• _Task data_
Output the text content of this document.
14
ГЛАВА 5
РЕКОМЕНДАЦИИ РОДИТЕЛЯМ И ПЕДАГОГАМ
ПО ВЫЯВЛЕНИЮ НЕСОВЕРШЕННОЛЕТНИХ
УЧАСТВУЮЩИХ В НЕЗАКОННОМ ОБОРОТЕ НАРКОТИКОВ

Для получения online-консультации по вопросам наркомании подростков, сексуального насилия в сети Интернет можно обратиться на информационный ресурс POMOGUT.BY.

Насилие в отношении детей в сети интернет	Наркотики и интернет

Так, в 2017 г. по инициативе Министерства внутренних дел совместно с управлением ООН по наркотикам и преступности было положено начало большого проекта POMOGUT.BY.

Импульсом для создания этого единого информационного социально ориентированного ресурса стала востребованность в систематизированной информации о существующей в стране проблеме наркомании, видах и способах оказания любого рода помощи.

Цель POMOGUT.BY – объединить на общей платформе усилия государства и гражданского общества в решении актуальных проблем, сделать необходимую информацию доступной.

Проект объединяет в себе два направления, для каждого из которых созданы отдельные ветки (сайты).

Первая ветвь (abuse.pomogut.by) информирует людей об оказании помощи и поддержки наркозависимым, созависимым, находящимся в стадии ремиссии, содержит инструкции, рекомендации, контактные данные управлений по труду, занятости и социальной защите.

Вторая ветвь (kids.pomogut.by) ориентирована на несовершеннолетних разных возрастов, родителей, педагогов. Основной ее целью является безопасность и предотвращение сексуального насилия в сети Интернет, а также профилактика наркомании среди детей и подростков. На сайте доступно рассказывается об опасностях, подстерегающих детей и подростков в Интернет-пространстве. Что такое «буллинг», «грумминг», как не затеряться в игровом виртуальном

• _Exercise directions_
Check every line of the data, and copy the ones that contain "подростков".

• _Problem solution_
Для получения online-консультации по вопросам наркомании подростков, сексуального насилия в сети Интернет можно обратиться на информационный ресурс POMOGUT.BY.
Вторая ветвь (kids.pomogut.by) ориентирована на несовершеннолетних разных возрастов, родителей, педагогов. Основной ее целью является безопасность и предотвращение сексуального насилия в сети Интернет, а также профилактика наркомании среди детей и подростков. На сайте доступно рассказывается об опасностях, подстерегающих детей и подростков в Интернет-пространстве. Что такое «буллинг», «грумминг», как не затеряться в игровом виртуальном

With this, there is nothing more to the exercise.